Challenge: Copy out every row below exactly as it stands, leaving out the pictures.

◇ ◇ ◇ ◇ ◇

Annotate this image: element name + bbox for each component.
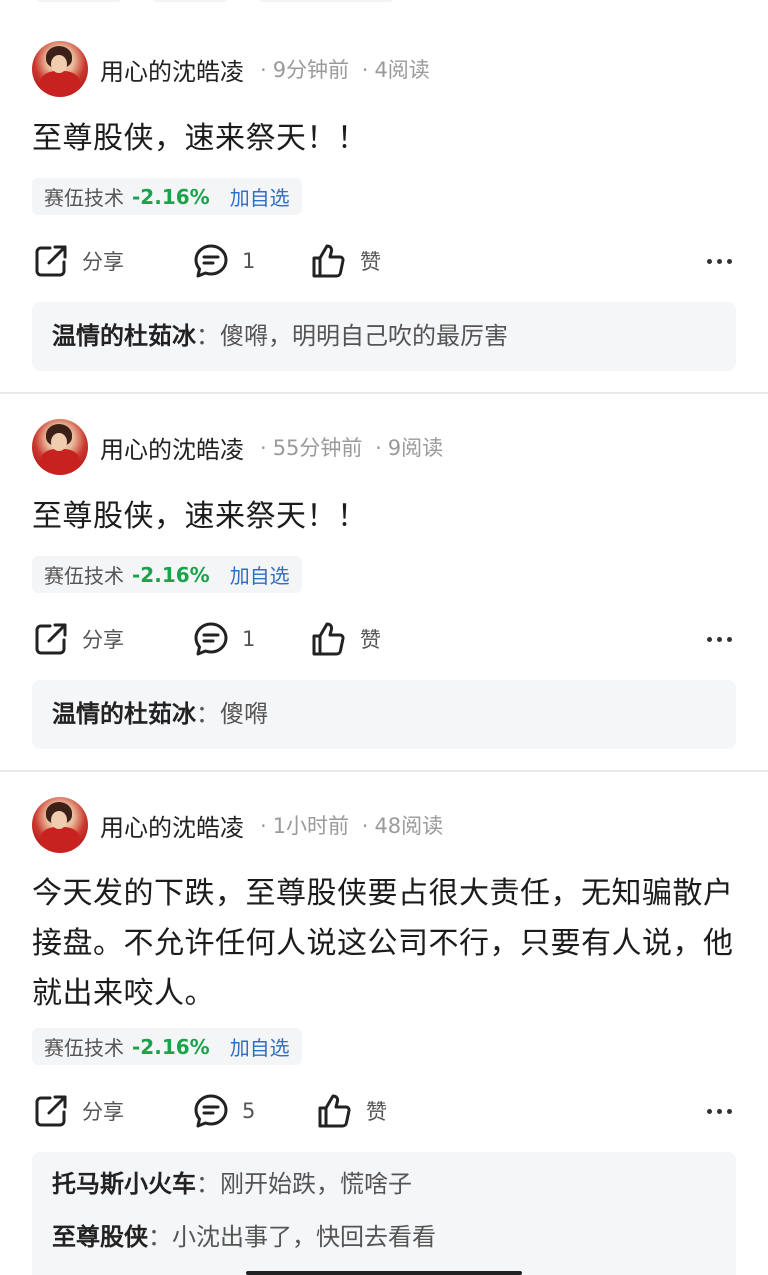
stock-tag[interactable]: 赛伍技术 -2.16% 加自选 [32,178,302,215]
like-icon [318,1094,351,1128]
stock-change: -2.16% [132,562,210,587]
post-card[interactable]: 用心的沈皓凌 · 1小时前 · 48阅读 今天发的下跌，至尊股侠要占很大责任，无知骗… [0,756,768,1275]
share-button[interactable]: 分享 [32,1089,124,1133]
like-label: 赞 [366,1100,387,1124]
post-text[interactable]: 至尊股侠，速来祭天！！ [32,114,736,164]
read-count: 4阅读 [374,58,430,82]
read-count: 9阅读 [387,436,444,460]
home-indicator[interactable] [246,1271,522,1275]
post-meta: · 1小时前 · 48阅读 [254,810,443,840]
like-label: 赞 [360,628,381,652]
comment-count: 5 [242,1099,256,1123]
comment-item[interactable]: 托马斯小火车：刚开始跌，慌啥子 [32,1152,736,1201]
comment-preview[interactable]: 温情的杜茹冰：傻嘚 [32,680,736,749]
share-label: 分享 [82,250,124,274]
post-card[interactable]: 用心的沈皓凌 · 55分钟前 · 9阅读 至尊股侠，速来祭天！！ 赛伍技术 -2.1… [0,378,768,770]
read-count: 48阅读 [374,814,444,838]
avatar[interactable] [32,41,88,97]
add-watchlist-button[interactable]: 加自选 [230,560,290,589]
comment-icon [194,1094,228,1128]
add-watchlist-button[interactable]: 加自选 [230,182,290,211]
post-time: 1小时前 [272,814,350,838]
post-meta: · 9分钟前 · 4阅读 [254,54,430,84]
share-icon [35,623,67,655]
stock-tag[interactable]: 赛伍技术 -2.16% 加自选 [32,1028,302,1065]
stock-change: -2.16% [132,1034,210,1059]
post-header: 用心的沈皓凌 · 9分钟前 · 4阅读 [32,40,430,98]
avatar[interactable] [32,797,88,853]
comment-sep: ： [148,1223,172,1251]
comment-item[interactable]: 温情的杜茹冰：傻嘚，明明自己吹的最厉害 [32,302,736,353]
like-button[interactable]: 赞 [310,617,381,661]
meta-dot: · [375,436,382,460]
share-icon [35,245,67,277]
stock-change: -2.16% [132,184,210,209]
comment-button[interactable]: 1 [192,617,255,661]
comment-preview[interactable]: 温情的杜茹冰：傻嘚，明明自己吹的最厉害 [32,302,736,371]
comment-user[interactable]: 温情的杜茹冰 [52,700,196,728]
more-icon[interactable] [702,1099,732,1123]
meta-dot: · [260,436,267,460]
comment-text: 小沈出事了，快回去看看 [172,1223,436,1251]
like-button[interactable]: 赞 [316,1089,387,1133]
comment-user[interactable]: 托马斯小火车 [52,1170,196,1198]
stock-name[interactable]: 赛伍技术 [44,1032,124,1061]
stock-name[interactable]: 赛伍技术 [44,182,124,211]
action-bar: 分享 1 赞 [32,617,736,661]
comment-item[interactable]: 温情的杜茹冰：傻嘚 [32,680,736,731]
meta-dot: · [361,814,369,838]
comment-icon [194,622,228,656]
post-time: 55分钟前 [272,436,363,460]
comment-text: 刚开始跌，慌啥子 [220,1170,412,1198]
stock-tag[interactable]: 赛伍技术 -2.16% 加自选 [32,556,302,593]
share-label: 分享 [82,628,124,652]
share-button[interactable]: 分享 [32,617,124,661]
like-icon [312,622,345,656]
comment-user[interactable]: 温情的杜茹冰 [52,322,196,350]
post-header: 用心的沈皓凌 · 55分钟前 · 9阅读 [32,418,443,476]
author-name[interactable]: 用心的沈皓凌 [100,808,244,843]
post-time: 9分钟前 [272,58,350,82]
author-name[interactable]: 用心的沈皓凌 [100,430,244,465]
comment-sep: ： [196,322,220,350]
share-button[interactable]: 分享 [32,239,124,283]
add-watchlist-button[interactable]: 加自选 [230,1032,290,1061]
comment-text: 傻嘚 [220,700,268,728]
comment-count: 1 [242,249,256,273]
like-button[interactable]: 赞 [310,239,381,283]
like-label: 赞 [360,250,381,274]
stock-name[interactable]: 赛伍技术 [44,560,124,589]
more-icon[interactable] [702,627,732,651]
comment-text: 傻嘚，明明自己吹的最厉害 [220,322,508,350]
comment-sep: ： [196,700,220,728]
comment-item[interactable]: 至尊股侠：小沈出事了，快回去看看 [32,1201,736,1254]
post-header: 用心的沈皓凌 · 1小时前 · 48阅读 [32,796,443,854]
action-bar: 分享 5 赞 [32,1089,736,1133]
post-text[interactable]: 至尊股侠，速来祭天！！ [32,492,736,542]
author-name[interactable]: 用心的沈皓凌 [100,52,244,87]
avatar[interactable] [32,419,88,475]
more-icon[interactable] [702,249,732,273]
share-icon [35,1095,67,1127]
meta-dot: · [260,58,267,82]
post-meta: · 55分钟前 · 9阅读 [254,432,443,462]
action-bar: 分享 1 赞 [32,239,736,283]
comment-sep: ： [196,1170,220,1198]
comment-user[interactable]: 至尊股侠 [52,1223,148,1251]
comment-count: 1 [242,627,256,651]
comment-icon [194,244,228,278]
post-card[interactable]: 用心的沈皓凌 · 9分钟前 · 4阅读 至尊股侠，速来祭天！！ 赛伍技术 -2.16… [0,0,768,392]
comment-preview[interactable]: 托马斯小火车：刚开始跌，慌啥子 至尊股侠：小沈出事了，快回去看看 [32,1152,736,1275]
post-text[interactable]: 今天发的下跌，至尊股侠要占很大责任，无知骗散户接盘。不允许任何人说这公司不行，只… [32,869,736,1019]
meta-dot: · [260,814,267,838]
meta-dot: · [361,58,369,82]
share-label: 分享 [82,1100,124,1124]
comment-button[interactable]: 5 [192,1089,255,1133]
comment-button[interactable]: 1 [192,239,255,283]
like-icon [312,244,345,278]
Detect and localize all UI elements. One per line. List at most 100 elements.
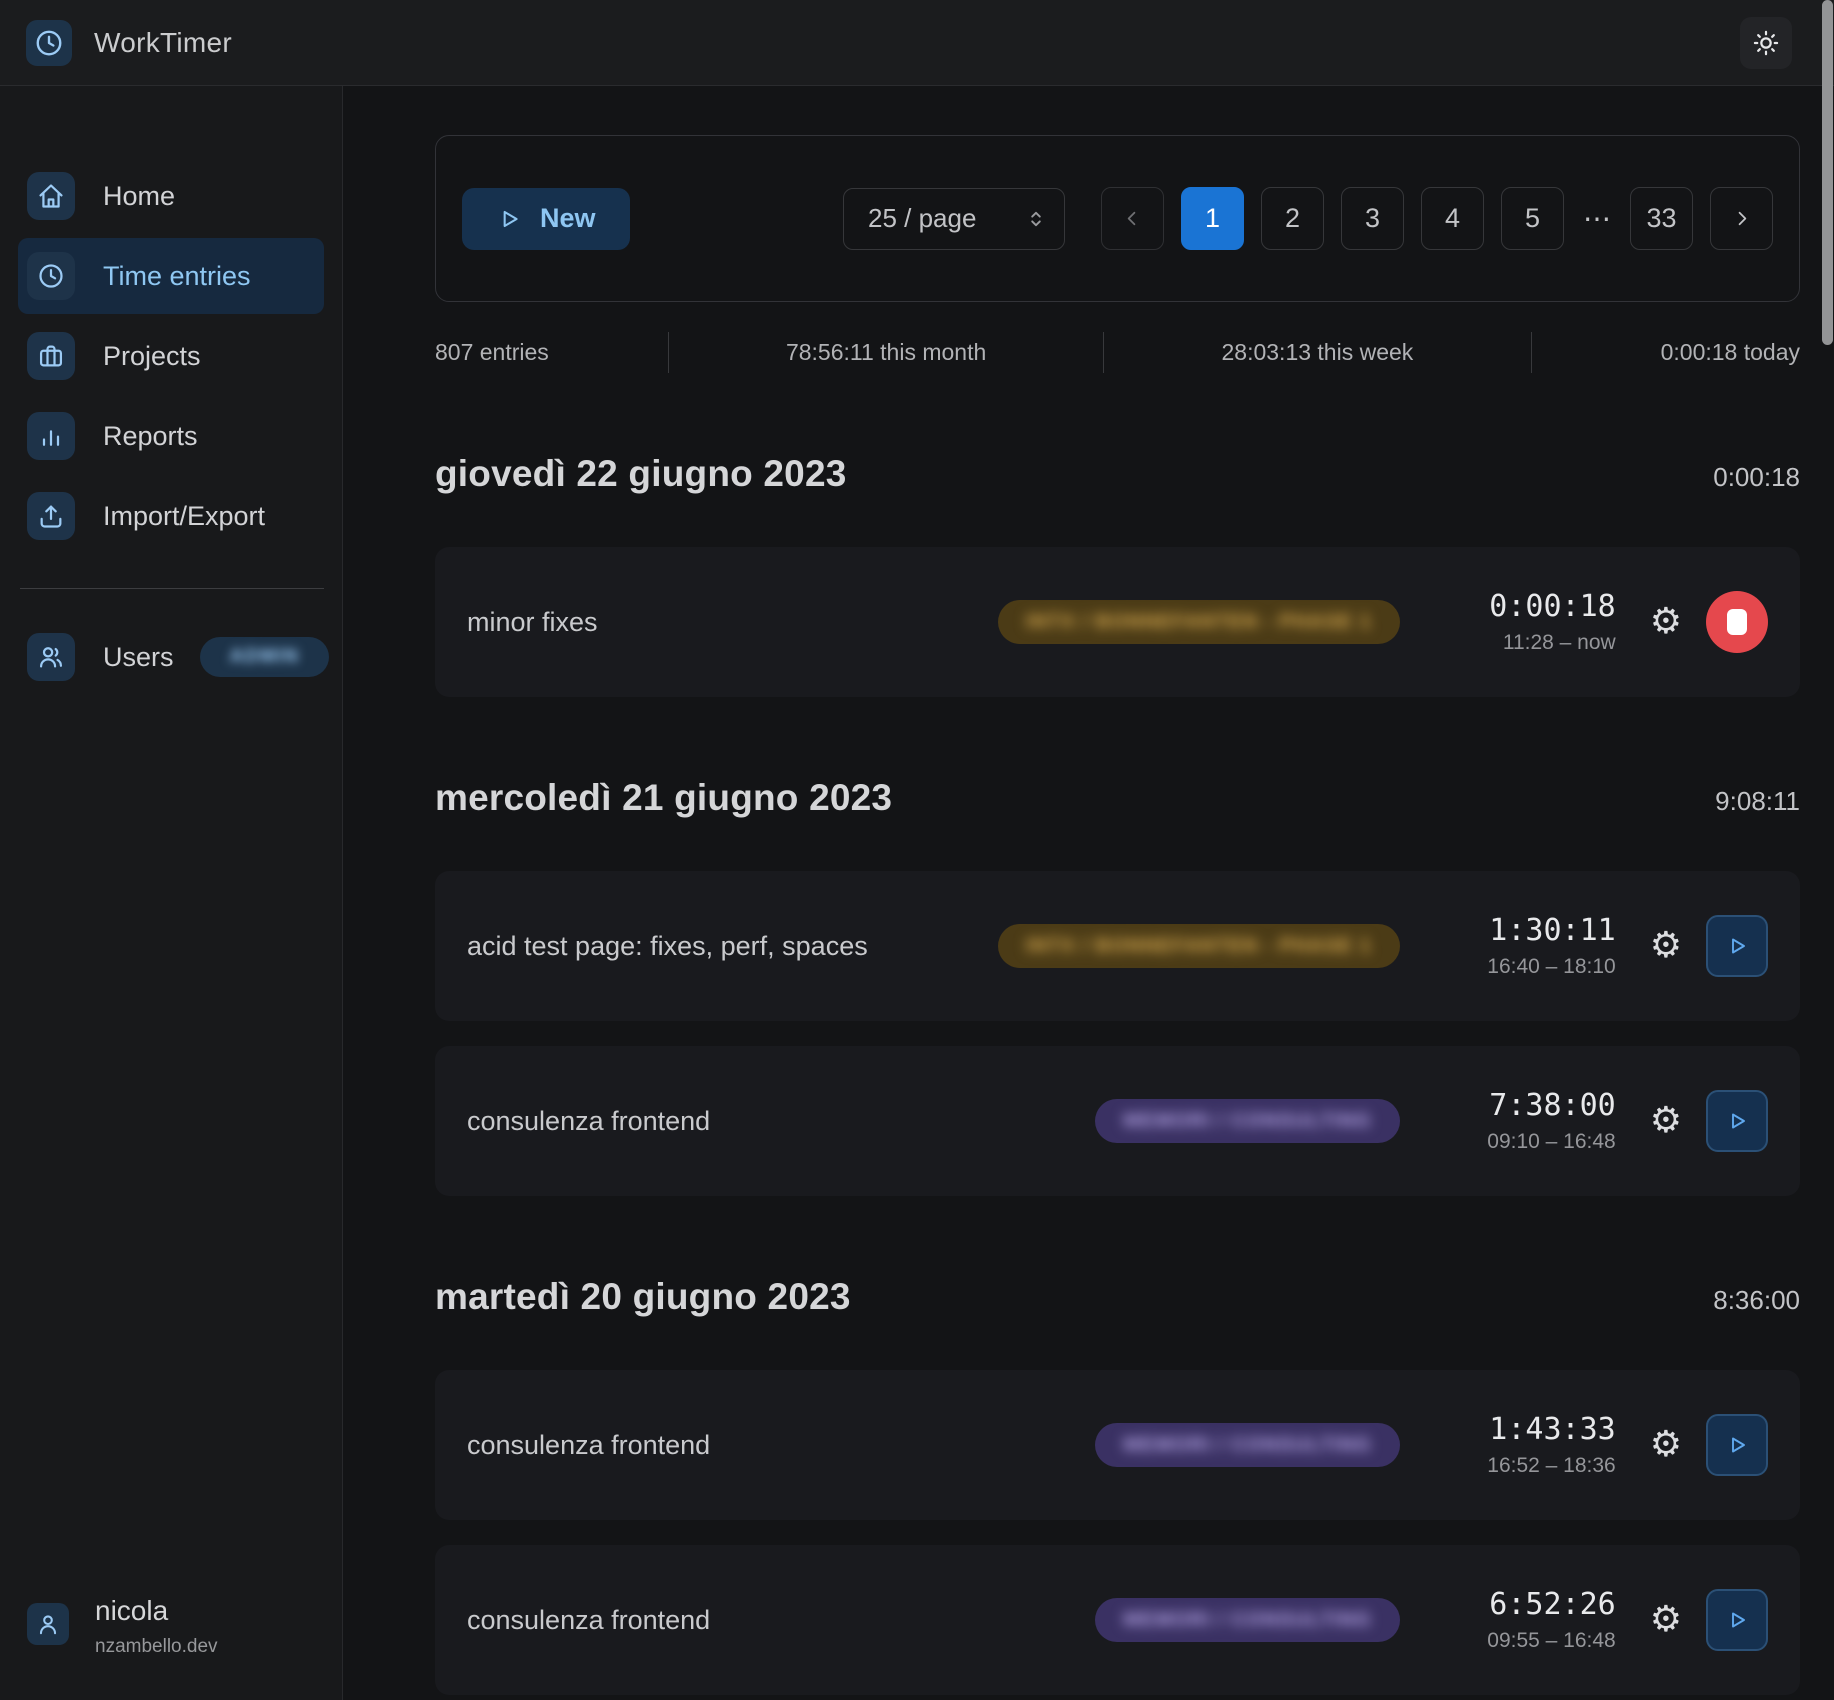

◇ ◇ ◇ ◇ ◇

Answer:
Annotate this image: element name + bbox for each component.
stock-tag[interactable]: 赛伍技术 -2.16% 加自选 [32,178,302,215]
like-icon [318,1094,351,1128]
stock-change: -2.16% [132,562,210,587]
post-card[interactable]: 用心的沈皓凌 · 1小时前 · 48阅读 今天发的下跌，至尊股侠要占很大责任，无知骗… [0,756,768,1275]
share-button[interactable]: 分享 [32,1089,124,1133]
like-label: 赞 [366,1100,387,1124]
post-text[interactable]: 至尊股侠，速来祭天！！ [32,114,736,164]
read-count: 4阅读 [374,58,430,82]
read-count: 9阅读 [387,436,444,460]
home-indicator[interactable] [246,1271,522,1275]
post-meta: · 1小时前 · 48阅读 [254,810,443,840]
like-label: 赞 [360,628,381,652]
comment-count: 5 [242,1099,256,1123]
comment-item[interactable]: 托马斯小火车：刚开始跌，慌啥子 [32,1152,736,1201]
comment-preview[interactable]: 温情的杜茹冰：傻嘚 [32,680,736,749]
share-label: 分享 [82,250,124,274]
post-card[interactable]: 用心的沈皓凌 · 55分钟前 · 9阅读 至尊股侠，速来祭天！！ 赛伍技术 -2.1… [0,378,768,770]
read-count: 48阅读 [374,814,444,838]
avatar[interactable] [32,41,88,97]
add-watchlist-button[interactable]: 加自选 [230,560,290,589]
comment-icon [194,1094,228,1128]
add-watchlist-button[interactable]: 加自选 [230,182,290,211]
post-time: 1小时前 [272,814,350,838]
post-meta: · 9分钟前 · 4阅读 [254,54,430,84]
share-icon [35,623,67,655]
stock-tag[interactable]: 赛伍技术 -2.16% 加自选 [32,1028,302,1065]
stock-change: -2.16% [132,1034,210,1059]
post-header: 用心的沈皓凌 · 9分钟前 · 4阅读 [32,40,430,98]
avatar[interactable] [32,797,88,853]
comment-sep: ： [148,1223,172,1251]
comment-item[interactable]: 温情的杜茹冰：傻嘚，明明自己吹的最厉害 [32,302,736,353]
like-button[interactable]: 赞 [310,617,381,661]
meta-dot: · [375,436,382,460]
share-icon [35,245,67,277]
stock-change: -2.16% [132,184,210,209]
comment-button[interactable]: 1 [192,617,255,661]
comment-preview[interactable]: 温情的杜茹冰：傻嘚，明明自己吹的最厉害 [32,302,736,371]
comment-user[interactable]: 温情的杜茹冰 [52,700,196,728]
more-icon[interactable] [702,1099,732,1123]
meta-dot: · [260,436,267,460]
comment-text: 小沈出事了，快回去看看 [172,1223,436,1251]
like-button[interactable]: 赞 [316,1089,387,1133]
comment-user[interactable]: 托马斯小火车 [52,1170,196,1198]
stock-name[interactable]: 赛伍技术 [44,1032,124,1061]
stock-name[interactable]: 赛伍技术 [44,182,124,211]
action-bar: 分享 1 赞 [32,617,736,661]
comment-item[interactable]: 温情的杜茹冰：傻嘚 [32,680,736,731]
meta-dot: · [361,814,369,838]
comment-icon [194,622,228,656]
post-time: 55分钟前 [272,436,363,460]
comment-text: 刚开始跌，慌啥子 [220,1170,412,1198]
stock-tag[interactable]: 赛伍技术 -2.16% 加自选 [32,556,302,593]
share-label: 分享 [82,628,124,652]
share-button[interactable]: 分享 [32,617,124,661]
like-icon [312,622,345,656]
comment-user[interactable]: 温情的杜茹冰 [52,322,196,350]
post-header: 用心的沈皓凌 · 55分钟前 · 9阅读 [32,418,443,476]
author-name[interactable]: 用心的沈皓凌 [100,808,244,843]
post-time: 9分钟前 [272,58,350,82]
author-name[interactable]: 用心的沈皓凌 [100,430,244,465]
comment-sep: ： [196,322,220,350]
share-button[interactable]: 分享 [32,239,124,283]
add-watchlist-button[interactable]: 加自选 [230,1032,290,1061]
comment-text: 傻嘚 [220,700,268,728]
comment-count: 1 [242,249,256,273]
like-button[interactable]: 赞 [310,239,381,283]
like-label: 赞 [360,250,381,274]
stock-name[interactable]: 赛伍技术 [44,560,124,589]
more-icon[interactable] [702,627,732,651]
comment-text: 傻嘚，明明自己吹的最厉害 [220,322,508,350]
comment-sep: ： [196,700,220,728]
comment-item[interactable]: 至尊股侠：小沈出事了，快回去看看 [32,1201,736,1254]
post-header: 用心的沈皓凌 · 1小时前 · 48阅读 [32,796,443,854]
action-bar: 分享 5 赞 [32,1089,736,1133]
post-text[interactable]: 至尊股侠，速来祭天！！ [32,492,736,542]
author-name[interactable]: 用心的沈皓凌 [100,52,244,87]
avatar[interactable] [32,419,88,475]
more-icon[interactable] [702,249,732,273]
share-icon [35,1095,67,1127]
meta-dot: · [260,58,267,82]
post-meta: · 55分钟前 · 9阅读 [254,432,443,462]
action-bar: 分享 1 赞 [32,239,736,283]
comment-sep: ： [196,1170,220,1198]
comment-user[interactable]: 至尊股侠 [52,1223,148,1251]
comment-count: 1 [242,627,256,651]
comment-icon [194,244,228,278]
post-card[interactable]: 用心的沈皓凌 · 9分钟前 · 4阅读 至尊股侠，速来祭天！！ 赛伍技术 -2.16… [0,0,768,392]
comment-preview[interactable]: 托马斯小火车：刚开始跌，慌啥子 至尊股侠：小沈出事了，快回去看看 [32,1152,736,1275]
post-text[interactable]: 今天发的下跌，至尊股侠要占很大责任，无知骗散户接盘。不允许任何人说这公司不行，只… [32,869,736,1019]
meta-dot: · [260,814,267,838]
meta-dot: · [361,58,369,82]
share-label: 分享 [82,1100,124,1124]
comment-button[interactable]: 5 [192,1089,255,1133]
comment-button[interactable]: 1 [192,239,255,283]
like-icon [312,244,345,278]
Detect and localize all UI elements. One per line. List at most 100 elements.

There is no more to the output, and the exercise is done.